#### [Raw data]
start

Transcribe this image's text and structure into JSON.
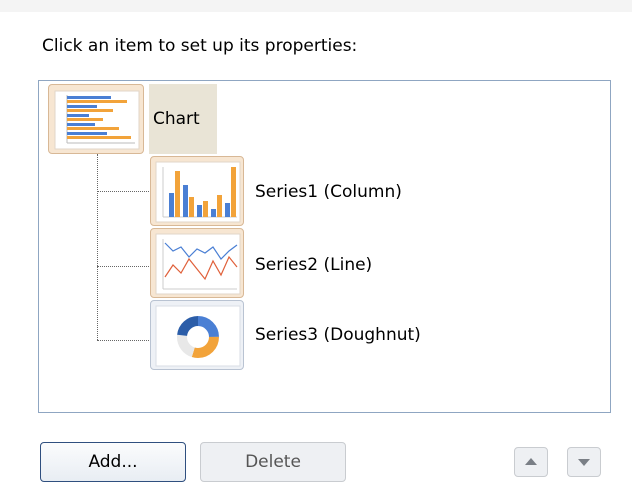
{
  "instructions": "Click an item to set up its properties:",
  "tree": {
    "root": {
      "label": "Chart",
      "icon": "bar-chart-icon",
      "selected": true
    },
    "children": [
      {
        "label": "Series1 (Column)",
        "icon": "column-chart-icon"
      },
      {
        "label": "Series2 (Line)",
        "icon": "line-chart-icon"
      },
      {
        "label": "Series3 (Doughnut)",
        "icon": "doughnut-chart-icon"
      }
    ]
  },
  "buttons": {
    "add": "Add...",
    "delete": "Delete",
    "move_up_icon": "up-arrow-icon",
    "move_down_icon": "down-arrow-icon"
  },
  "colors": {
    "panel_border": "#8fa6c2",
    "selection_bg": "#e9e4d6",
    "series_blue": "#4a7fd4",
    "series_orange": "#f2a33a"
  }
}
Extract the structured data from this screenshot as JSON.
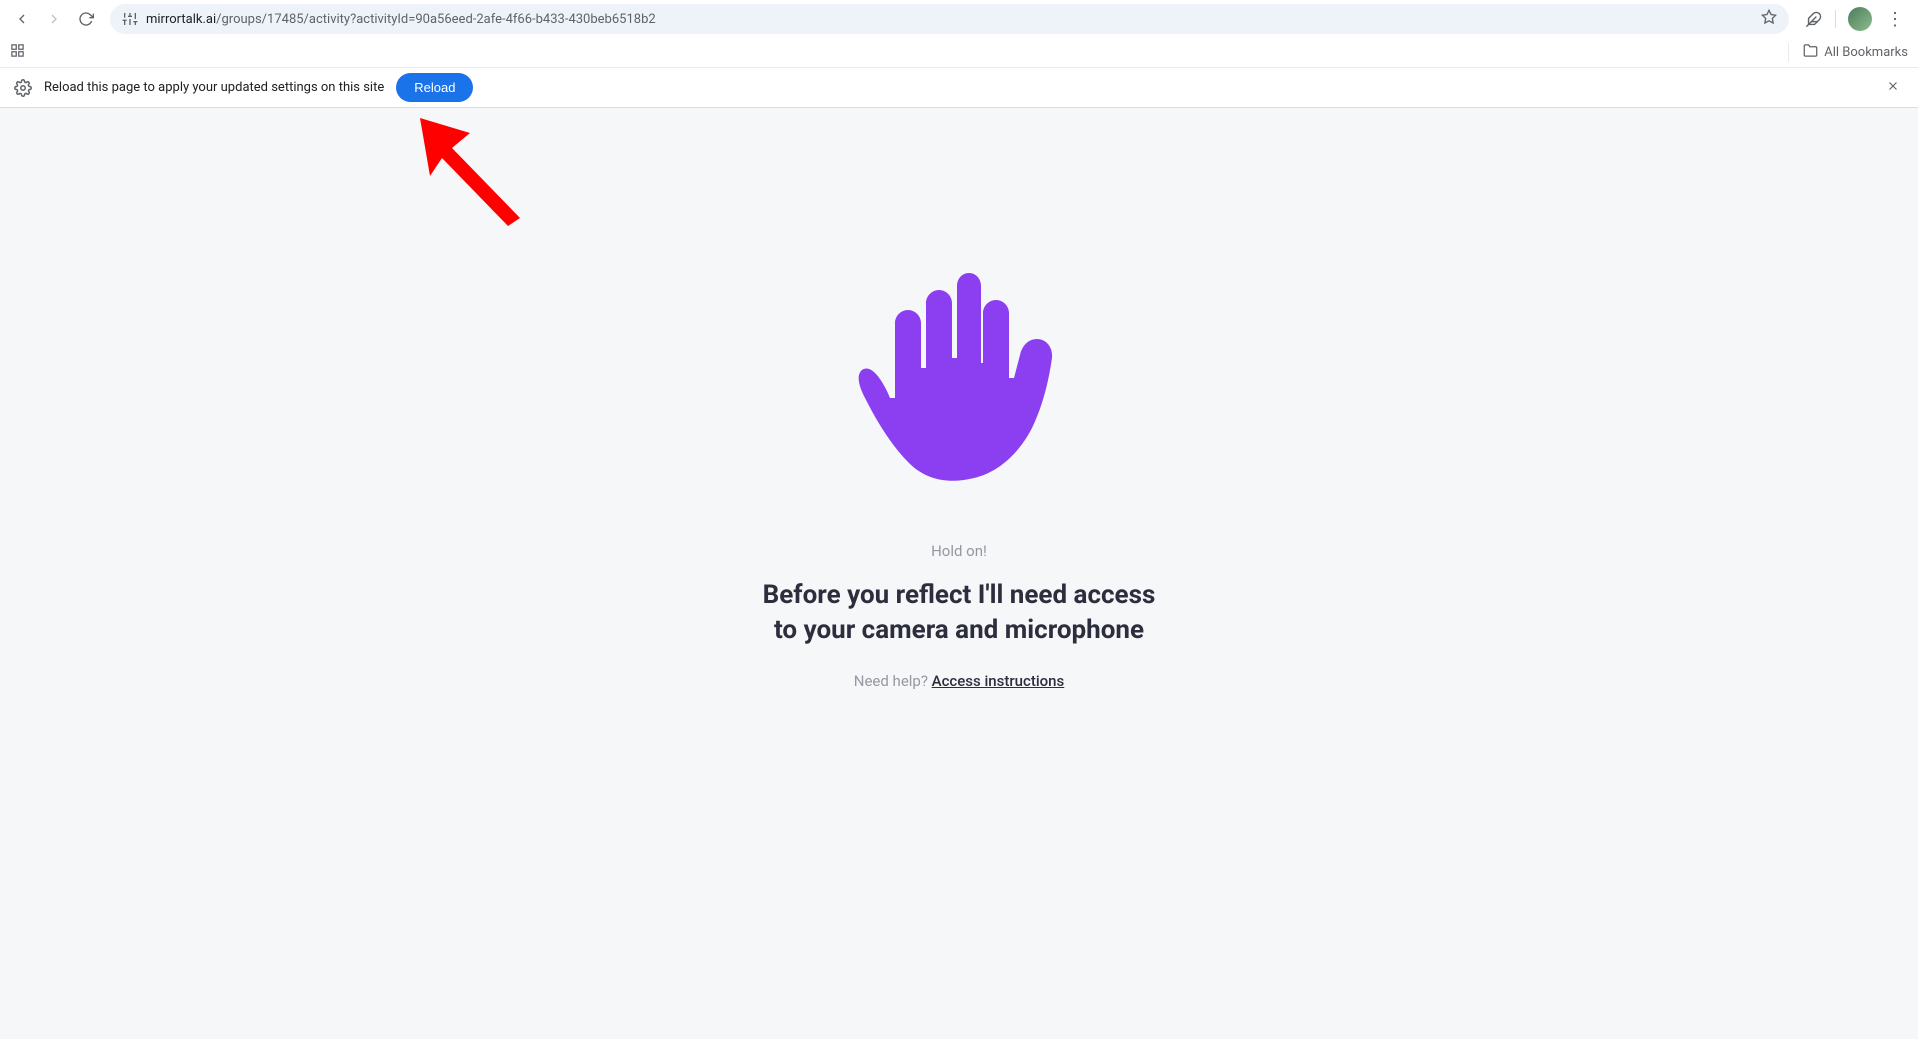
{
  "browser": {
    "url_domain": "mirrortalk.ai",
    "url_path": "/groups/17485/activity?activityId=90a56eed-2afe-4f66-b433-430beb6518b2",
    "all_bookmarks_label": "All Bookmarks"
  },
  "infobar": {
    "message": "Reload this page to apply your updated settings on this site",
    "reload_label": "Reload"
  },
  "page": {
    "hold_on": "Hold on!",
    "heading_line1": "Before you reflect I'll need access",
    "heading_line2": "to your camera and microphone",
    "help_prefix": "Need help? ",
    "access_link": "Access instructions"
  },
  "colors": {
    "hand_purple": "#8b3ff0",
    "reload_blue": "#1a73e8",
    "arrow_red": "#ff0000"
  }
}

end

#### [Exercise details]
Will you repeat the material above, but only from the line containing "Extract the structured" through its last line, exactly and without the pictures?

#### [Written solution]
Extract the structured data from this screenshot as JSON.
{
  "browser": {
    "url_domain": "mirrortalk.ai",
    "url_path": "/groups/17485/activity?activityId=90a56eed-2afe-4f66-b433-430beb6518b2",
    "all_bookmarks_label": "All Bookmarks"
  },
  "infobar": {
    "message": "Reload this page to apply your updated settings on this site",
    "reload_label": "Reload"
  },
  "page": {
    "hold_on": "Hold on!",
    "heading_line1": "Before you reflect I'll need access",
    "heading_line2": "to your camera and microphone",
    "help_prefix": "Need help? ",
    "access_link": "Access instructions"
  },
  "colors": {
    "hand_purple": "#8b3ff0",
    "reload_blue": "#1a73e8",
    "arrow_red": "#ff0000"
  }
}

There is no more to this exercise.